Figure data in JSON
----------
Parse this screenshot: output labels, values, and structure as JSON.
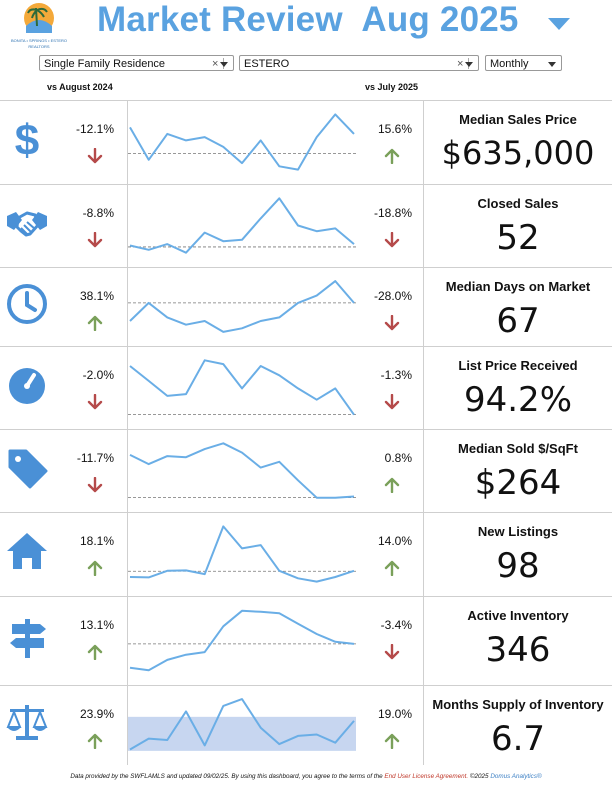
{
  "header": {
    "title": "Market Review",
    "period": "Aug 2025",
    "logo_tagline": "BONITA • SPRINGS • ESTERO",
    "logo_sub": "REALTORS"
  },
  "filters": {
    "property_type": "Single Family Residence",
    "area": "ESTERO",
    "interval": "Monthly",
    "clear_glyph": "×"
  },
  "columns": {
    "yoy_label": "vs August 2024",
    "mom_label": "vs July 2025"
  },
  "colors": {
    "accent": "#5aa2e0",
    "icon": "#4a90d6",
    "line": "#6aaee6",
    "up": "#7aa05a",
    "down": "#b54a4a",
    "band": "#c7d6f0"
  },
  "metrics": [
    {
      "label": "Median Sales Price",
      "value": "$635,000",
      "icon": "dollar-icon",
      "yoy": "-12.1%",
      "yoy_dir": "down",
      "mom": "15.6%",
      "mom_dir": "up",
      "trend": [
        70,
        60,
        68,
        66,
        67,
        64,
        59,
        66,
        58,
        57,
        67,
        74,
        68
      ],
      "ref": 62
    },
    {
      "label": "Closed Sales",
      "value": "52",
      "icon": "handshake-icon",
      "yoy": "-8.8%",
      "yoy_dir": "down",
      "mom": "-18.8%",
      "mom_dir": "down",
      "trend": [
        48,
        45,
        49,
        43,
        57,
        51,
        52,
        67,
        81,
        62,
        58,
        60,
        49
      ],
      "ref": 47
    },
    {
      "label": "Median Days on Market",
      "value": "67",
      "icon": "clock-icon",
      "yoy": "38.1%",
      "yoy_dir": "up",
      "mom": "-28.0%",
      "mom_dir": "down",
      "trend": [
        60,
        70,
        62,
        58,
        60,
        54,
        56,
        60,
        62,
        70,
        74,
        82,
        70
      ],
      "ref": 70
    },
    {
      "label": "List Price Received",
      "value": "94.2%",
      "icon": "gauge-icon",
      "yoy": "-2.0%",
      "yoy_dir": "down",
      "mom": "-1.3%",
      "mom_dir": "down",
      "trend": [
        96.8,
        96.0,
        95.2,
        95.3,
        97.1,
        96.9,
        95.6,
        96.8,
        96.3,
        95.6,
        95.0,
        95.6,
        94.2
      ],
      "ref": 94.2
    },
    {
      "label": "Median Sold $/SqFt",
      "value": "$264",
      "icon": "price-tag-icon",
      "yoy": "-11.7%",
      "yoy_dir": "down",
      "mom": "0.8%",
      "mom_dir": "up",
      "trend": [
        300,
        292,
        299,
        298,
        305,
        310,
        302,
        289,
        294,
        278,
        263,
        263,
        264
      ],
      "ref": 263
    },
    {
      "label": "New Listings",
      "value": "98",
      "icon": "house-icon",
      "yoy": "18.1%",
      "yoy_dir": "up",
      "mom": "14.0%",
      "mom_dir": "up",
      "trend": [
        83,
        82,
        98,
        99,
        90,
        205,
        152,
        160,
        98,
        80,
        72,
        83,
        98
      ],
      "ref": 97
    },
    {
      "label": "Active Inventory",
      "value": "346",
      "icon": "signpost-icon",
      "yoy": "13.1%",
      "yoy_dir": "up",
      "mom": "-3.4%",
      "mom_dir": "down",
      "trend": [
        300,
        295,
        315,
        325,
        330,
        380,
        410,
        408,
        405,
        385,
        365,
        350,
        346
      ],
      "ref": 346
    },
    {
      "label": "Months Supply of Inventory",
      "value": "6.7",
      "icon": "scales-icon",
      "yoy": "23.9%",
      "yoy_dir": "up",
      "mom": "19.0%",
      "mom_dir": "up",
      "trend": [
        4.6,
        5.4,
        5.3,
        7.4,
        4.9,
        7.8,
        8.3,
        6.2,
        5.0,
        5.6,
        5.7,
        5.1,
        6.7
      ],
      "band": [
        4.5,
        7.0
      ]
    }
  ],
  "footer": {
    "text1": "Data provided by the SWFLAMLS and updated 09/02/25.  By using this dashboard, you agree to the terms of the ",
    "link": "End User License Agreement.",
    "text2": "  ©2025 ",
    "brand": "Domus Analytics®"
  }
}
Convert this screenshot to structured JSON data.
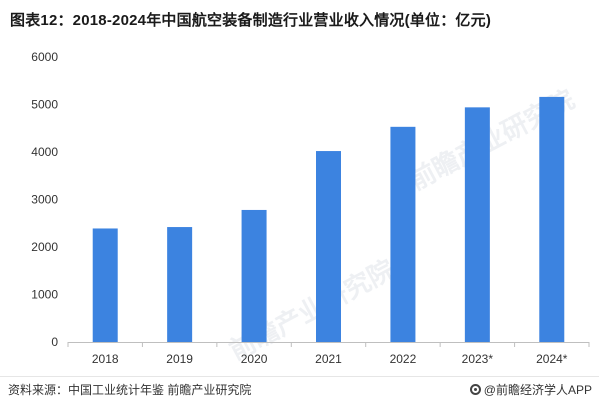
{
  "title": "图表12：2018-2024年中国航空装备制造行业营业收入情况(单位：亿元)",
  "chart_data": {
    "type": "bar",
    "categories": [
      "2018",
      "2019",
      "2020",
      "2021",
      "2022",
      "2023*",
      "2024*"
    ],
    "values": [
      2390,
      2420,
      2780,
      4020,
      4530,
      4940,
      5160
    ],
    "ylim": [
      0,
      6000
    ],
    "yticks": [
      0,
      1000,
      2000,
      3000,
      4000,
      5000,
      6000
    ],
    "bar_color": "#3c83e0",
    "grid": false
  },
  "watermark": "前瞻产业研究院",
  "footer": {
    "source": "资料来源：中国工业统计年鉴 前瞻产业研究院",
    "brand": "@前瞻经济学人APP"
  }
}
----------
DO THIS.
Without including any pictures, reproduce the listing exactly.

SOLUTION FOR THIS EXERCISE.
Parse this screenshot: output labels, values, and structure as JSON.
{
  "header": {
    "title": "Market Review",
    "period": "Aug 2025",
    "logo_tagline": "BONITA • SPRINGS • ESTERO",
    "logo_sub": "REALTORS"
  },
  "filters": {
    "property_type": "Single Family Residence",
    "area": "ESTERO",
    "interval": "Monthly",
    "clear_glyph": "×"
  },
  "columns": {
    "yoy_label": "vs August 2024",
    "mom_label": "vs July 2025"
  },
  "colors": {
    "accent": "#5aa2e0",
    "icon": "#4a90d6",
    "line": "#6aaee6",
    "up": "#7aa05a",
    "down": "#b54a4a",
    "band": "#c7d6f0"
  },
  "metrics": [
    {
      "label": "Median Sales Price",
      "value": "$635,000",
      "icon": "dollar-icon",
      "yoy": "-12.1%",
      "yoy_dir": "down",
      "mom": "15.6%",
      "mom_dir": "up",
      "trend": [
        70,
        60,
        68,
        66,
        67,
        64,
        59,
        66,
        58,
        57,
        67,
        74,
        68
      ],
      "ref": 62
    },
    {
      "label": "Closed Sales",
      "value": "52",
      "icon": "handshake-icon",
      "yoy": "-8.8%",
      "yoy_dir": "down",
      "mom": "-18.8%",
      "mom_dir": "down",
      "trend": [
        48,
        45,
        49,
        43,
        57,
        51,
        52,
        67,
        81,
        62,
        58,
        60,
        49
      ],
      "ref": 47
    },
    {
      "label": "Median Days on Market",
      "value": "67",
      "icon": "clock-icon",
      "yoy": "38.1%",
      "yoy_dir": "up",
      "mom": "-28.0%",
      "mom_dir": "down",
      "trend": [
        60,
        70,
        62,
        58,
        60,
        54,
        56,
        60,
        62,
        70,
        74,
        82,
        70
      ],
      "ref": 70
    },
    {
      "label": "List Price Received",
      "value": "94.2%",
      "icon": "gauge-icon",
      "yoy": "-2.0%",
      "yoy_dir": "down",
      "mom": "-1.3%",
      "mom_dir": "down",
      "trend": [
        96.8,
        96.0,
        95.2,
        95.3,
        97.1,
        96.9,
        95.6,
        96.8,
        96.3,
        95.6,
        95.0,
        95.6,
        94.2
      ],
      "ref": 94.2
    },
    {
      "label": "Median Sold $/SqFt",
      "value": "$264",
      "icon": "price-tag-icon",
      "yoy": "-11.7%",
      "yoy_dir": "down",
      "mom": "0.8%",
      "mom_dir": "up",
      "trend": [
        300,
        292,
        299,
        298,
        305,
        310,
        302,
        289,
        294,
        278,
        263,
        263,
        264
      ],
      "ref": 263
    },
    {
      "label": "New Listings",
      "value": "98",
      "icon": "house-icon",
      "yoy": "18.1%",
      "yoy_dir": "up",
      "mom": "14.0%",
      "mom_dir": "up",
      "trend": [
        83,
        82,
        98,
        99,
        90,
        205,
        152,
        160,
        98,
        80,
        72,
        83,
        98
      ],
      "ref": 97
    },
    {
      "label": "Active Inventory",
      "value": "346",
      "icon": "signpost-icon",
      "yoy": "13.1%",
      "yoy_dir": "up",
      "mom": "-3.4%",
      "mom_dir": "down",
      "trend": [
        300,
        295,
        315,
        325,
        330,
        380,
        410,
        408,
        405,
        385,
        365,
        350,
        346
      ],
      "ref": 346
    },
    {
      "label": "Months Supply of Inventory",
      "value": "6.7",
      "icon": "scales-icon",
      "yoy": "23.9%",
      "yoy_dir": "up",
      "mom": "19.0%",
      "mom_dir": "up",
      "trend": [
        4.6,
        5.4,
        5.3,
        7.4,
        4.9,
        7.8,
        8.3,
        6.2,
        5.0,
        5.6,
        5.7,
        5.1,
        6.7
      ],
      "band": [
        4.5,
        7.0
      ]
    }
  ],
  "footer": {
    "text1": "Data provided by the SWFLAMLS and updated 09/02/25.  By using this dashboard, you agree to the terms of the ",
    "link": "End User License Agreement.",
    "text2": "  ©2025 ",
    "brand": "Domus Analytics®"
  }
}
Convert this screenshot to structured JSON data.
{
  "title": "图表12：2018-2024年中国航空装备制造行业营业收入情况(单位：亿元)",
  "chart_data": {
    "type": "bar",
    "categories": [
      "2018",
      "2019",
      "2020",
      "2021",
      "2022",
      "2023*",
      "2024*"
    ],
    "values": [
      2390,
      2420,
      2780,
      4020,
      4530,
      4940,
      5160
    ],
    "ylim": [
      0,
      6000
    ],
    "yticks": [
      0,
      1000,
      2000,
      3000,
      4000,
      5000,
      6000
    ],
    "bar_color": "#3c83e0",
    "grid": false
  },
  "watermark": "前瞻产业研究院",
  "footer": {
    "source": "资料来源：中国工业统计年鉴 前瞻产业研究院",
    "brand": "@前瞻经济学人APP"
  }
}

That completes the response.